Top of MATERIAL SUPPLIED

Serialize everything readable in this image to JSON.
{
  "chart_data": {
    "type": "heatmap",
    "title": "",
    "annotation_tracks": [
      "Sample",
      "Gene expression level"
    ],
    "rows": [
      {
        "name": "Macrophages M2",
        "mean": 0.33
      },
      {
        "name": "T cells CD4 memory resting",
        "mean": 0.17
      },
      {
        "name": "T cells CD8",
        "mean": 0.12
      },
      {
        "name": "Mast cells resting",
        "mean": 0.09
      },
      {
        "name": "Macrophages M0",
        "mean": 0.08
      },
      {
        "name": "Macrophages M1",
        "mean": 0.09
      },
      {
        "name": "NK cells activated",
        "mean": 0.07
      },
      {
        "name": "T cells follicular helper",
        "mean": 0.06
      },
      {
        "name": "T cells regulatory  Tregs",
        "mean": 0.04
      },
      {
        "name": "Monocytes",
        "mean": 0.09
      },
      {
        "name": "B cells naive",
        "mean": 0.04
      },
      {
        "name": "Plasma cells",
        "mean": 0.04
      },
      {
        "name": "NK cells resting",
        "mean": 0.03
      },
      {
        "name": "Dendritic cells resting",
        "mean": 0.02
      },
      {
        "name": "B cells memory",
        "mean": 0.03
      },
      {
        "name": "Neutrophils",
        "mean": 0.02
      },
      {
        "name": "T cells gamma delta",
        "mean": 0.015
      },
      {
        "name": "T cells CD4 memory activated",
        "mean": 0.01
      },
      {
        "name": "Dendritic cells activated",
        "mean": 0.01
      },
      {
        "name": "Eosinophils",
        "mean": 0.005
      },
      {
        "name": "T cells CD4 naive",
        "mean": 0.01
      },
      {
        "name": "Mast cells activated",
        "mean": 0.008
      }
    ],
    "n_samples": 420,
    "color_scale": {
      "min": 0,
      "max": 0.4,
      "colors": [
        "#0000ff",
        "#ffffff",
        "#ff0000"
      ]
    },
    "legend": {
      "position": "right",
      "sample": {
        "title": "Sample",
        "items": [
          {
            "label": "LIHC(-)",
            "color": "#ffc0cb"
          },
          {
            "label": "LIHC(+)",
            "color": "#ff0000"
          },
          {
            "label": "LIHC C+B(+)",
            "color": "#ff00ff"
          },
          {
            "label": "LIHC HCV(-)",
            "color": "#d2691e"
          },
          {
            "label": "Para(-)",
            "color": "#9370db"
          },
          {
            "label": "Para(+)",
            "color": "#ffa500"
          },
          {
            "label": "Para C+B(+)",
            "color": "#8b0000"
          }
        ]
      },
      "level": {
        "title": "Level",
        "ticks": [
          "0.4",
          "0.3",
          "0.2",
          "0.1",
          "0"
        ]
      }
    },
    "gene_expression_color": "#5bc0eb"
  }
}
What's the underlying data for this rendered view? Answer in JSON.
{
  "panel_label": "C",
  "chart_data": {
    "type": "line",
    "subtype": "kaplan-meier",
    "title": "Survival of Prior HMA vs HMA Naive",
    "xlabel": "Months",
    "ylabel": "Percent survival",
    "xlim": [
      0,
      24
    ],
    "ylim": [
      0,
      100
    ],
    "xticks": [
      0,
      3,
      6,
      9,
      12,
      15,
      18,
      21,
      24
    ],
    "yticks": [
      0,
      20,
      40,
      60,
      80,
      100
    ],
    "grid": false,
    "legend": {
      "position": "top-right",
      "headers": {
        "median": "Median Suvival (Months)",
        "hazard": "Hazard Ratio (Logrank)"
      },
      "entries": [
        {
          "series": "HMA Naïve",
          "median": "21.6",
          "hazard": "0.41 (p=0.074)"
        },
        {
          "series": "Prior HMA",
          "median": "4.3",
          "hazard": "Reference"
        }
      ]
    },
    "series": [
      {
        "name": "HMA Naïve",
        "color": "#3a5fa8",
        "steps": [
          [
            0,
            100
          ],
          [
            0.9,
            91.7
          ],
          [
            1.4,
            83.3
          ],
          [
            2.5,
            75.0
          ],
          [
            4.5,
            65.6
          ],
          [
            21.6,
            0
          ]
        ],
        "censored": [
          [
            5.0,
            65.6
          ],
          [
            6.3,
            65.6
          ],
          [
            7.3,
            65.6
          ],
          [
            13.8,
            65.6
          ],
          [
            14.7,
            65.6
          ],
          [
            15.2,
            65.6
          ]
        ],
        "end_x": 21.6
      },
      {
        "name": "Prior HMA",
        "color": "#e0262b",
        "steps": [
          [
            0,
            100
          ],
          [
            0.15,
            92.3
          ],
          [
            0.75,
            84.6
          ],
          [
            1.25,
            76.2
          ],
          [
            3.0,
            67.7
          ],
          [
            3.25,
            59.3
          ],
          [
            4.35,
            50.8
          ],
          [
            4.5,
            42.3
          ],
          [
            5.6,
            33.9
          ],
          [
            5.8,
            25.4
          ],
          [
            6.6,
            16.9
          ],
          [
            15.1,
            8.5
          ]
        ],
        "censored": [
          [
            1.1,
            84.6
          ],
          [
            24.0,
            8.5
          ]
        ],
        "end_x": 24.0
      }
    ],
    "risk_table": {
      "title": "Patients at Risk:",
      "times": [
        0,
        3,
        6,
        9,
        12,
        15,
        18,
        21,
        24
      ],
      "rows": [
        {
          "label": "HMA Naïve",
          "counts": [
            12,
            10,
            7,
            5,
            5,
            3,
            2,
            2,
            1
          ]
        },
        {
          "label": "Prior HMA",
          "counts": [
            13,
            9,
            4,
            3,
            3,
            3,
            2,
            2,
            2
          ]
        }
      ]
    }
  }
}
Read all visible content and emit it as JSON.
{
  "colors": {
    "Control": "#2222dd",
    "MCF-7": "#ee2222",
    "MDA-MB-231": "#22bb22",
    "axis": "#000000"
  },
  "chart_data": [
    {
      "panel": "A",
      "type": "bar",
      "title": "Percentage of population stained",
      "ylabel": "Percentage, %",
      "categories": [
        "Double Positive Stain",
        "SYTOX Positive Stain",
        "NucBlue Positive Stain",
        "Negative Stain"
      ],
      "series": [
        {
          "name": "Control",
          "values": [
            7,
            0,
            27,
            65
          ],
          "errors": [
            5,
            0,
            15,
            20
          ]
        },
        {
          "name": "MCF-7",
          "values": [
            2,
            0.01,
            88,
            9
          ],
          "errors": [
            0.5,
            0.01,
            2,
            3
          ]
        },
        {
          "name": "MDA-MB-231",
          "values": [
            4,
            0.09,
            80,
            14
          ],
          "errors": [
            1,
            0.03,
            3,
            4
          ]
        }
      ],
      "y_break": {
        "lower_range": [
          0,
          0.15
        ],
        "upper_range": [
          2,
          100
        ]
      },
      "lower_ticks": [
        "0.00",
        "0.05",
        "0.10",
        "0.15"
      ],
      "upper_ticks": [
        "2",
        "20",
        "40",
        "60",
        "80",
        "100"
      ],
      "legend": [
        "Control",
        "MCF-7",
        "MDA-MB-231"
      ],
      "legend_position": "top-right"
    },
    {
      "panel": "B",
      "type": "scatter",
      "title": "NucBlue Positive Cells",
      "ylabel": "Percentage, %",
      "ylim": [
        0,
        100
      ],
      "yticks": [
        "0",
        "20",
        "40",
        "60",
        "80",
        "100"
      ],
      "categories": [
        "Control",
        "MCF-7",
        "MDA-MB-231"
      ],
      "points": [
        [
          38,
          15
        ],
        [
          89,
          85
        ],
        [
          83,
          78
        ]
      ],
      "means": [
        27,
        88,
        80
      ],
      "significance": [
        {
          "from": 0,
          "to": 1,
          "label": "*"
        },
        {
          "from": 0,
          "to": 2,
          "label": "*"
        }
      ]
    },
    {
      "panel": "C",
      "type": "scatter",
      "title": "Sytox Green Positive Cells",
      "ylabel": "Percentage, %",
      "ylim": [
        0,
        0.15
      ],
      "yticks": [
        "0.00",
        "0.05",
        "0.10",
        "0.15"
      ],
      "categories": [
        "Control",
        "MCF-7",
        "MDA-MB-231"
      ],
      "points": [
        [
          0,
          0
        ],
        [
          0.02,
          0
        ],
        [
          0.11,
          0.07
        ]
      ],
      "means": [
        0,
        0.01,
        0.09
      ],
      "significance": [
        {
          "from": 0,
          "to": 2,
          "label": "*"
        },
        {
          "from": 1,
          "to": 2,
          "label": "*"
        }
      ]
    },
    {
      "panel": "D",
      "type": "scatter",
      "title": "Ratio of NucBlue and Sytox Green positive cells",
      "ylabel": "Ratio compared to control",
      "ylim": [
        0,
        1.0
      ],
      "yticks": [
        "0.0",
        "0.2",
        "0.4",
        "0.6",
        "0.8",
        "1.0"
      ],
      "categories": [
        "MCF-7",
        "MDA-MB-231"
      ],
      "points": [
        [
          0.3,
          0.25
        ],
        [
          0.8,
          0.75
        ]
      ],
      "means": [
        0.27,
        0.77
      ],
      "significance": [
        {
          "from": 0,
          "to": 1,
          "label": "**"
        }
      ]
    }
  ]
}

Bottom of MATERIAL SUPPLIED

→ **WORK ITEM**
Among the lines above, please count those that contain the string "memory" and write the number by itself.

→ **EXERCISE RESPONSE**
3